>>>

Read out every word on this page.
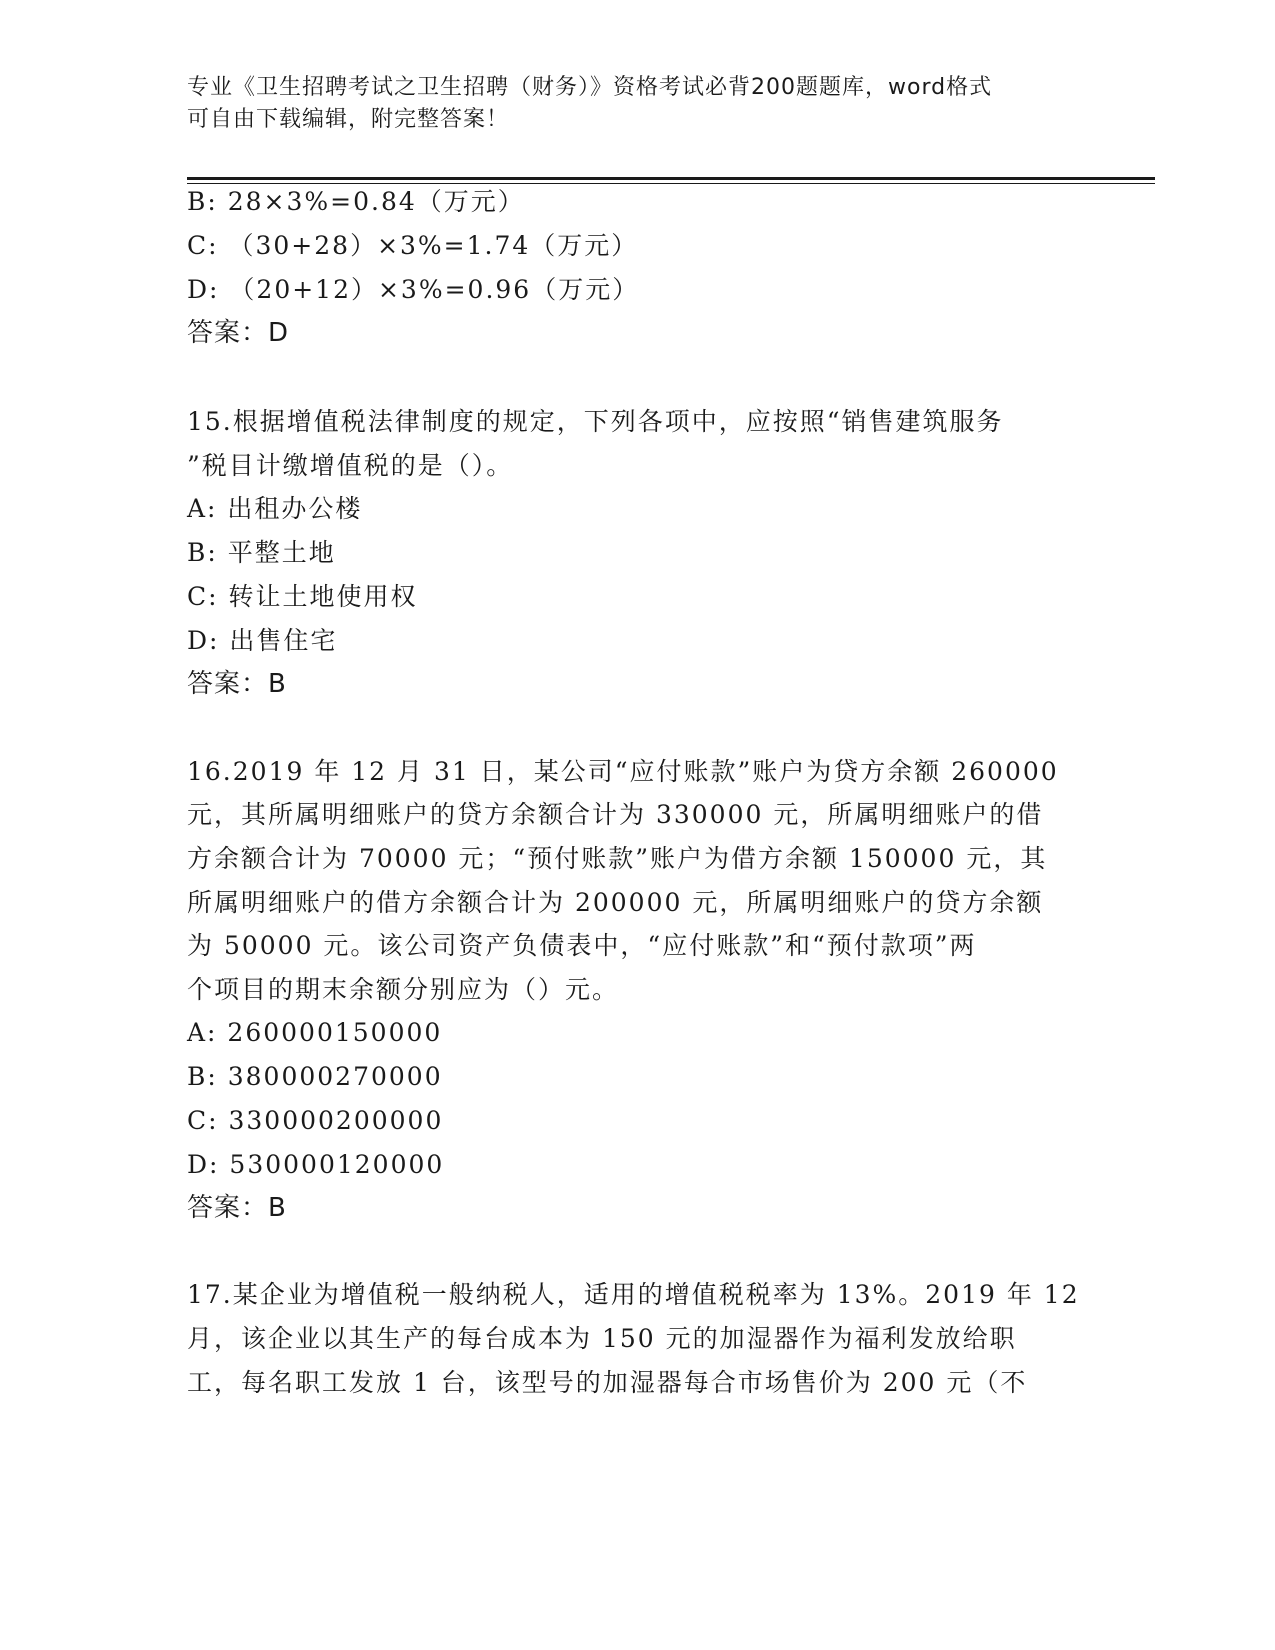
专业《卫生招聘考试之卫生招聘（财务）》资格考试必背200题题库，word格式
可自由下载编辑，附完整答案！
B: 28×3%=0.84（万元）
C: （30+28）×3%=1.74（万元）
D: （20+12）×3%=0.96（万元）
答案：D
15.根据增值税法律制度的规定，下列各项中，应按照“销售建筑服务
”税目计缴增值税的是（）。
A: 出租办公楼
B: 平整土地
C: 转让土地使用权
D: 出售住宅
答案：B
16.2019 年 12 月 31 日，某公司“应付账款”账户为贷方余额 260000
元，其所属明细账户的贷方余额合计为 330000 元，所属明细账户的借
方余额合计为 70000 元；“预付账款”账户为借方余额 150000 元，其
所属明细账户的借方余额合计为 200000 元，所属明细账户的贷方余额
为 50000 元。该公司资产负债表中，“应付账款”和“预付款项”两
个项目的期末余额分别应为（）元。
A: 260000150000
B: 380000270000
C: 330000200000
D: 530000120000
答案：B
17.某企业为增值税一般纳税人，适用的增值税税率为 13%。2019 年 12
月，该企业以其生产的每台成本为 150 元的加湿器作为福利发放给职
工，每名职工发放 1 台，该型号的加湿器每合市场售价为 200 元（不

<<<

From the data above, pick out each line containing "应付账款" and copy it.

Problem solution:
16.2019 年 12 月 31 日，某公司“应付账款”账户为贷方余额 260000
为 50000 元。该公司资产负债表中，“应付账款”和“预付款项”两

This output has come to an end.